■ **DIRECTIVE**: How many lines in the records below contain the word "loob"? Give only the number.

****************

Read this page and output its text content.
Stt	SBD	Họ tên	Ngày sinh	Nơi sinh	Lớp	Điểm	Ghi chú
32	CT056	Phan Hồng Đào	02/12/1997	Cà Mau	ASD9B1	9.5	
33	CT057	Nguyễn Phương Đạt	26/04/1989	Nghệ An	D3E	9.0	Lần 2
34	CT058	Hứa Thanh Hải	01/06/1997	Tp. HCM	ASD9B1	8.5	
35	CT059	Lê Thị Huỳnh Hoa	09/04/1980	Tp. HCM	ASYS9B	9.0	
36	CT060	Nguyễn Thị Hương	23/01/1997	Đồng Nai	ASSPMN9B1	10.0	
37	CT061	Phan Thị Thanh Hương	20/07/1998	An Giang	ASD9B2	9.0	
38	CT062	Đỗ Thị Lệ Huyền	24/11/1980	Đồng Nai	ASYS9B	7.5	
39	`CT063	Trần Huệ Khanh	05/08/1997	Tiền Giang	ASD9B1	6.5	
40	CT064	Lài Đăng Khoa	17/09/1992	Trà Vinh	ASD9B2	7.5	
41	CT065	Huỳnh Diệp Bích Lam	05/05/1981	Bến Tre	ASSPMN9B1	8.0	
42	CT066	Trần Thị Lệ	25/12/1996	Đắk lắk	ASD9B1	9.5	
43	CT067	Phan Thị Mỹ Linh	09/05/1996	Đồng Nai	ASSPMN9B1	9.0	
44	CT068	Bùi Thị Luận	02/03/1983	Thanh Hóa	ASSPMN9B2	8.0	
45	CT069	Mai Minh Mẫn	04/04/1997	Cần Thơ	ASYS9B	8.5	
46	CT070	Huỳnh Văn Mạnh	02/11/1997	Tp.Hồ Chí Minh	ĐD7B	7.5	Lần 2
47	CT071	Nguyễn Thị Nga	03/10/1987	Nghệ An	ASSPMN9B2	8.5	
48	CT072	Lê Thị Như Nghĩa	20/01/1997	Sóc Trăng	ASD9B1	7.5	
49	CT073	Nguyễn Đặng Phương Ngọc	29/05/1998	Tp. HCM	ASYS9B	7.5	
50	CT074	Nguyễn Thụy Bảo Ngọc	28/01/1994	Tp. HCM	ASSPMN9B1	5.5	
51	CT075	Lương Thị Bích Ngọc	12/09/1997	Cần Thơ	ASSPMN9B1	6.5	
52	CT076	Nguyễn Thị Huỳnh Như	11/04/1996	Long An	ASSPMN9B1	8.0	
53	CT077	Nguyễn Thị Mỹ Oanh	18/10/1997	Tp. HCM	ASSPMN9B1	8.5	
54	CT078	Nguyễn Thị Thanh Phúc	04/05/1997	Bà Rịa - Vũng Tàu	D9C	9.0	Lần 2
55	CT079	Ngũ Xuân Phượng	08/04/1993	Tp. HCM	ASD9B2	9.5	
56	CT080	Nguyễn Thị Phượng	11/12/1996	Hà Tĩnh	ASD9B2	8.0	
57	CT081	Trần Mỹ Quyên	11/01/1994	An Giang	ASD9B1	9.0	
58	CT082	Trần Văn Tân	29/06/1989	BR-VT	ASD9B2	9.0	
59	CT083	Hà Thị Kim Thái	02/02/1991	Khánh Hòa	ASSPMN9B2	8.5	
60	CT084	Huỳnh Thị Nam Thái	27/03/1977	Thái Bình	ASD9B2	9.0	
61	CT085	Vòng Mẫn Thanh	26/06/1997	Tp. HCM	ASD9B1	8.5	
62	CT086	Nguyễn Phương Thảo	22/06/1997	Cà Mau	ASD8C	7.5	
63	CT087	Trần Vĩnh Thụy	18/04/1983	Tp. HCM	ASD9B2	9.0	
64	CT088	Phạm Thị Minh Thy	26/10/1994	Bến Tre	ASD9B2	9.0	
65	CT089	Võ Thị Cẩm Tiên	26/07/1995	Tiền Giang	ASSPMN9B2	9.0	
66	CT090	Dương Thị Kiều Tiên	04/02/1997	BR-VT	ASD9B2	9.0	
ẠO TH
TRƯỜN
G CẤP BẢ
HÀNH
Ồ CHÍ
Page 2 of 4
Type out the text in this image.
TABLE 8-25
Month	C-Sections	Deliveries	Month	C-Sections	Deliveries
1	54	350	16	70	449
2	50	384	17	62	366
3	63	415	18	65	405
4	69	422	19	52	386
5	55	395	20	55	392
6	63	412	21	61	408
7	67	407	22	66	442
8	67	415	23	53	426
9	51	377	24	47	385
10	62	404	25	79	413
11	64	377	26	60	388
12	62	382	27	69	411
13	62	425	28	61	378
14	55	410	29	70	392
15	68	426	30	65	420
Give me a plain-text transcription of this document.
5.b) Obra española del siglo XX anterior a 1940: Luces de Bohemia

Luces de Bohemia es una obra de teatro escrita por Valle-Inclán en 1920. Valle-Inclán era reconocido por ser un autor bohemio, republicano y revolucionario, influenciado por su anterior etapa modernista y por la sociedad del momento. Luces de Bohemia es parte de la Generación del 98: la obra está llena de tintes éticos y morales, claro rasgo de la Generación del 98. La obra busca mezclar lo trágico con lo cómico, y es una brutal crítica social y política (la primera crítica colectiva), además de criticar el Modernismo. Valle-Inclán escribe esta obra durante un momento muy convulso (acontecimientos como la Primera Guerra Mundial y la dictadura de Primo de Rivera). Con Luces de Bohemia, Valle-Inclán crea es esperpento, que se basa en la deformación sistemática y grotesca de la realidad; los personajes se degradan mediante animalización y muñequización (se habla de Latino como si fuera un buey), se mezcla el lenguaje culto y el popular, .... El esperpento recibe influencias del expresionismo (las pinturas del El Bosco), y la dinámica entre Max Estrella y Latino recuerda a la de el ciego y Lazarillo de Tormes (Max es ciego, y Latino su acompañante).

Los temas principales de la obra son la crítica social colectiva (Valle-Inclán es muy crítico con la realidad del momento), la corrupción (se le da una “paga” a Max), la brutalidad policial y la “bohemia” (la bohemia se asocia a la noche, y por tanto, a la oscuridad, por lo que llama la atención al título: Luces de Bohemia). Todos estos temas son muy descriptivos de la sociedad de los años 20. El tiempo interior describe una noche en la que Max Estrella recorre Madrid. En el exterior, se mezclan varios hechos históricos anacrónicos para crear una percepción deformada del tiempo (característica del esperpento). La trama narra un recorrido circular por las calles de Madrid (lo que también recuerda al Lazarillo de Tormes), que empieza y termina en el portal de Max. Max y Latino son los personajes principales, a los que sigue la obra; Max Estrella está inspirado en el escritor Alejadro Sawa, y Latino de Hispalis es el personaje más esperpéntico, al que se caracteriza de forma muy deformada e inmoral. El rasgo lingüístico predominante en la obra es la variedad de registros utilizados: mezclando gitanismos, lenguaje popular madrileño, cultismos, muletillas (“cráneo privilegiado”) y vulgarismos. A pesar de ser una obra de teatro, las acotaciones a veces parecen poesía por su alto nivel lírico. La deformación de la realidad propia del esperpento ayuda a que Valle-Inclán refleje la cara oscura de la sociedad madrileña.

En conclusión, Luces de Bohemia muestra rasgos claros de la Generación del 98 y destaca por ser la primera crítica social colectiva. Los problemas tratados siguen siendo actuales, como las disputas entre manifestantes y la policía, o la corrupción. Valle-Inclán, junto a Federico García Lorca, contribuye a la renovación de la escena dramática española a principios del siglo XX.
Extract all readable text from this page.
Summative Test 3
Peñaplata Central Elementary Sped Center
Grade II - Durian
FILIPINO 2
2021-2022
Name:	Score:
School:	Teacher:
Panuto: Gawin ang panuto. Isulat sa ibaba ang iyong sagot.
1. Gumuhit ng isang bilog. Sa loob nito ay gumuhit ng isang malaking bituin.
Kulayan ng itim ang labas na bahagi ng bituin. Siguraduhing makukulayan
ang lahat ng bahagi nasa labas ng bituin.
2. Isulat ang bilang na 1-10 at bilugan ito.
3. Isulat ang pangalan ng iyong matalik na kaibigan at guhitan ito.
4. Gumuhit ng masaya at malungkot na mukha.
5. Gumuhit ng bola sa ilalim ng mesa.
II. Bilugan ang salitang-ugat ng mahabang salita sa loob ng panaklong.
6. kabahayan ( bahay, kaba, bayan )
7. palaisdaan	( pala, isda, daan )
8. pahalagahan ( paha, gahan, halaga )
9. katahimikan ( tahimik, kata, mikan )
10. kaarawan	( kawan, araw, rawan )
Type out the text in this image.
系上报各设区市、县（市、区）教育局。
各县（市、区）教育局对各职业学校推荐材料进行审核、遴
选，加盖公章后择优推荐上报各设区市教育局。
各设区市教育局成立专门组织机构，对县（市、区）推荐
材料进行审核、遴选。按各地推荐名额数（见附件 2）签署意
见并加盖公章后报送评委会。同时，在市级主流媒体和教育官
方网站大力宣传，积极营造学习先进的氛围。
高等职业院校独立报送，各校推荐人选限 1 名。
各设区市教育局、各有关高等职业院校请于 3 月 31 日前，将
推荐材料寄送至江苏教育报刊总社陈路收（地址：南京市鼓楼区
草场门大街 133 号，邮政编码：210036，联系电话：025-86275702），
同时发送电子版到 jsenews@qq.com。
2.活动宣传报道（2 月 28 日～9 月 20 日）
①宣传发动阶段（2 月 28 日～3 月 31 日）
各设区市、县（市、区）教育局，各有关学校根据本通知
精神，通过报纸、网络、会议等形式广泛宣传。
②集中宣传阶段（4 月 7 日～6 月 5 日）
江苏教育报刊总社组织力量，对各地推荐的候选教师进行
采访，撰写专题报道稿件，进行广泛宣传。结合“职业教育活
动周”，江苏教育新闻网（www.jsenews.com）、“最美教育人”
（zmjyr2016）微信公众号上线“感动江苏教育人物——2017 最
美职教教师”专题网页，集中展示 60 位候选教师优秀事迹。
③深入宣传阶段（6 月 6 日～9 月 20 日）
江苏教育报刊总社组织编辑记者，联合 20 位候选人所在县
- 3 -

****************

■ **RESPONSE FOR THIS EXERCISE**: 2